* Start Material supplied *

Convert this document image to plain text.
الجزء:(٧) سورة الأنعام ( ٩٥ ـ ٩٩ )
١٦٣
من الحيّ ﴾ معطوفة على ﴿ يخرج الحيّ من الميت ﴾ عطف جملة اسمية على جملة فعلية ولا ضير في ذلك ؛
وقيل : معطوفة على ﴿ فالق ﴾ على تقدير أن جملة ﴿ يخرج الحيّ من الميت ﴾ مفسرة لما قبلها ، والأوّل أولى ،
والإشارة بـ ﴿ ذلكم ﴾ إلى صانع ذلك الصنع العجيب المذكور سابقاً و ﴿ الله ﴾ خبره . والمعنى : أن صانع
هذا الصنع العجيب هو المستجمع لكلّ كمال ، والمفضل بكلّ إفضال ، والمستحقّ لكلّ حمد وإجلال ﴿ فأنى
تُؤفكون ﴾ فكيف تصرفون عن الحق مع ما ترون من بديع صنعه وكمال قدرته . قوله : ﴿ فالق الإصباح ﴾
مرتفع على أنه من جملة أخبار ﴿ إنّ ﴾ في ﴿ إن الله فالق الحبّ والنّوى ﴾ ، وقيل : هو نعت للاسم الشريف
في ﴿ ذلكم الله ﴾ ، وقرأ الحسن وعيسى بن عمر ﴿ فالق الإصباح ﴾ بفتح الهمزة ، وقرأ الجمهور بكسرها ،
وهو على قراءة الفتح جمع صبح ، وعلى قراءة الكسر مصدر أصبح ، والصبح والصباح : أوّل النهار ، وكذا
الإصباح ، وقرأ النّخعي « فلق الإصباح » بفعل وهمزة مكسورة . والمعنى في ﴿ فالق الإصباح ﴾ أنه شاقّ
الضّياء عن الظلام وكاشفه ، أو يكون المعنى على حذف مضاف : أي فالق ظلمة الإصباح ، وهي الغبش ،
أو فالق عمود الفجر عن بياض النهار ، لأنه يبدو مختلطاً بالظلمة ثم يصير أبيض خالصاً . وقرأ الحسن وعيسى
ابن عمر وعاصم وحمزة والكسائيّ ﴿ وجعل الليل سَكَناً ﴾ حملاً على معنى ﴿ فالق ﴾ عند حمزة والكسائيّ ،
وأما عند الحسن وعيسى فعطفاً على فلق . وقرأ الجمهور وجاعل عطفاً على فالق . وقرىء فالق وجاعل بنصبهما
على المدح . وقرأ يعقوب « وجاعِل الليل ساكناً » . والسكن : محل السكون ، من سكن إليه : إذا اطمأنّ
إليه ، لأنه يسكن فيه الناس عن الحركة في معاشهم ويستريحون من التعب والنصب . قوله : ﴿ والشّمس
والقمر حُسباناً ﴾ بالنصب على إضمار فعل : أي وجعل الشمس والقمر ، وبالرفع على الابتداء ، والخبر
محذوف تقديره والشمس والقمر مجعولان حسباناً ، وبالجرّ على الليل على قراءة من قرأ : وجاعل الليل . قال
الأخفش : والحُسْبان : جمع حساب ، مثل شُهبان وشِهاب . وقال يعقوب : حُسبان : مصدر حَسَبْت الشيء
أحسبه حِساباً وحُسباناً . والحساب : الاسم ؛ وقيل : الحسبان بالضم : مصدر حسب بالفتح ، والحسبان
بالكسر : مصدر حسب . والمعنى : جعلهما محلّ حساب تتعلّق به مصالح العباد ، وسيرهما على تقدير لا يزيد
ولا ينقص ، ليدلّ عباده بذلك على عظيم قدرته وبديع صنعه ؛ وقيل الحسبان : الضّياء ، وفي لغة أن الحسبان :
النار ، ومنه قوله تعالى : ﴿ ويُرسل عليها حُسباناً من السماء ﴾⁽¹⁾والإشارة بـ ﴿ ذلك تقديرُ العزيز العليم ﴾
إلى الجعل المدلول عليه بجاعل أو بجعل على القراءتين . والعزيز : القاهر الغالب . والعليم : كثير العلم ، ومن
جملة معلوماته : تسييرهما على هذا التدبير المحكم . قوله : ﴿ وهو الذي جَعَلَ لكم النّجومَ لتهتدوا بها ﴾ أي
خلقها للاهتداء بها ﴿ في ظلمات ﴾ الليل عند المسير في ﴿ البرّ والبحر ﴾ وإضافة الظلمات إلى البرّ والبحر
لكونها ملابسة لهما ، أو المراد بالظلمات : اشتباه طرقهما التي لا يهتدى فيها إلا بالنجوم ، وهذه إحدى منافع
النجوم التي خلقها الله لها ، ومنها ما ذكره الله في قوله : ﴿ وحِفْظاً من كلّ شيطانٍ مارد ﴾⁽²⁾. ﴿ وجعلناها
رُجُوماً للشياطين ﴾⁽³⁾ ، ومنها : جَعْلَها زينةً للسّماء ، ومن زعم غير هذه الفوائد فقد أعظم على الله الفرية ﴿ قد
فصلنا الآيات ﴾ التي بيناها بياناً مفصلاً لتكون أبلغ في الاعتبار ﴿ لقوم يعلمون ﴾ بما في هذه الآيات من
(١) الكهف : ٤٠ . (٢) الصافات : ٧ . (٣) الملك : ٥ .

* End Material supplied *

[Required work]: Can you reproduce all the material exactly?

[Written response]:
Convert this document image to plain text.
الجزء:(٧) سورة الأنعام ( ٩٥ ـ ٩٩ )
١٦٣
من الحيّ ﴾ معطوفة على ﴿ يخرج الحيّ من الميت ﴾ عطف جملة اسمية على جملة فعلية ولا ضير في ذلك ؛
وقيل : معطوفة على ﴿ فالق ﴾ على تقدير أن جملة ﴿ يخرج الحيّ من الميت ﴾ مفسرة لما قبلها ، والأوّل أولى ،
والإشارة بـ ﴿ ذلكم ﴾ إلى صانع ذلك الصنع العجيب المذكور سابقاً و ﴿ الله ﴾ خبره . والمعنى : أن صانع
هذا الصنع العجيب هو المستجمع لكلّ كمال ، والمفضل بكلّ إفضال ، والمستحقّ لكلّ حمد وإجلال ﴿ فأنى
تُؤفكون ﴾ فكيف تصرفون عن الحق مع ما ترون من بديع صنعه وكمال قدرته . قوله : ﴿ فالق الإصباح ﴾
مرتفع على أنه من جملة أخبار ﴿ إنّ ﴾ في ﴿ إن الله فالق الحبّ والنّوى ﴾ ، وقيل : هو نعت للاسم الشريف
في ﴿ ذلكم الله ﴾ ، وقرأ الحسن وعيسى بن عمر ﴿ فالق الإصباح ﴾ بفتح الهمزة ، وقرأ الجمهور بكسرها ،
وهو على قراءة الفتح جمع صبح ، وعلى قراءة الكسر مصدر أصبح ، والصبح والصباح : أوّل النهار ، وكذا
الإصباح ، وقرأ النّخعي « فلق الإصباح » بفعل وهمزة مكسورة . والمعنى في ﴿ فالق الإصباح ﴾ أنه شاقّ
الضّياء عن الظلام وكاشفه ، أو يكون المعنى على حذف مضاف : أي فالق ظلمة الإصباح ، وهي الغبش ،
أو فالق عمود الفجر عن بياض النهار ، لأنه يبدو مختلطاً بالظلمة ثم يصير أبيض خالصاً . وقرأ الحسن وعيسى
ابن عمر وعاصم وحمزة والكسائيّ ﴿ وجعل الليل سَكَناً ﴾ حملاً على معنى ﴿ فالق ﴾ عند حمزة والكسائيّ ،
وأما عند الحسن وعيسى فعطفاً على فلق . وقرأ الجمهور وجاعل عطفاً على فالق . وقرىء فالق وجاعل بنصبهما
على المدح . وقرأ يعقوب « وجاعِل الليل ساكناً » . والسكن : محل السكون ، من سكن إليه : إذا اطمأنّ
إليه ، لأنه يسكن فيه الناس عن الحركة في معاشهم ويستريحون من التعب والنصب . قوله : ﴿ والشّمس
والقمر حُسباناً ﴾ بالنصب على إضمار فعل : أي وجعل الشمس والقمر ، وبالرفع على الابتداء ، والخبر
محذوف تقديره والشمس والقمر مجعولان حسباناً ، وبالجرّ على الليل على قراءة من قرأ : وجاعل الليل . قال
الأخفش : والحُسْبان : جمع حساب ، مثل شُهبان وشِهاب . وقال يعقوب : حُسبان : مصدر حَسَبْت الشيء
أحسبه حِساباً وحُسباناً . والحساب : الاسم ؛ وقيل : الحسبان بالضم : مصدر حسب بالفتح ، والحسبان
بالكسر : مصدر حسب . والمعنى : جعلهما محلّ حساب تتعلّق به مصالح العباد ، وسيرهما على تقدير لا يزيد
ولا ينقص ، ليدلّ عباده بذلك على عظيم قدرته وبديع صنعه ؛ وقيل الحسبان : الضّياء ، وفي لغة أن الحسبان :
النار ، ومنه قوله تعالى : ﴿ ويُرسل عليها حُسباناً من السماء ﴾⁽¹⁾والإشارة بـ ﴿ ذلك تقديرُ العزيز العليم ﴾
إلى الجعل المدلول عليه بجاعل أو بجعل على القراءتين . والعزيز : القاهر الغالب . والعليم : كثير العلم ، ومن
جملة معلوماته : تسييرهما على هذا التدبير المحكم . قوله : ﴿ وهو الذي جَعَلَ لكم النّجومَ لتهتدوا بها ﴾ أي
خلقها للاهتداء بها ﴿ في ظلمات ﴾ الليل عند المسير في ﴿ البرّ والبحر ﴾ وإضافة الظلمات إلى البرّ والبحر
لكونها ملابسة لهما ، أو المراد بالظلمات : اشتباه طرقهما التي لا يهتدى فيها إلا بالنجوم ، وهذه إحدى منافع
النجوم التي خلقها الله لها ، ومنها ما ذكره الله في قوله : ﴿ وحِفْظاً من كلّ شيطانٍ مارد ﴾⁽²⁾. ﴿ وجعلناها
رُجُوماً للشياطين ﴾⁽³⁾ ، ومنها : جَعْلَها زينةً للسّماء ، ومن زعم غير هذه الفوائد فقد أعظم على الله الفرية ﴿ قد
فصلنا الآيات ﴾ التي بيناها بياناً مفصلاً لتكون أبلغ في الاعتبار ﴿ لقوم يعلمون ﴾ بما في هذه الآيات من
(١) الكهف : ٤٠ . (٢) الصافات : ٧ . (٣) الملك : ٥ .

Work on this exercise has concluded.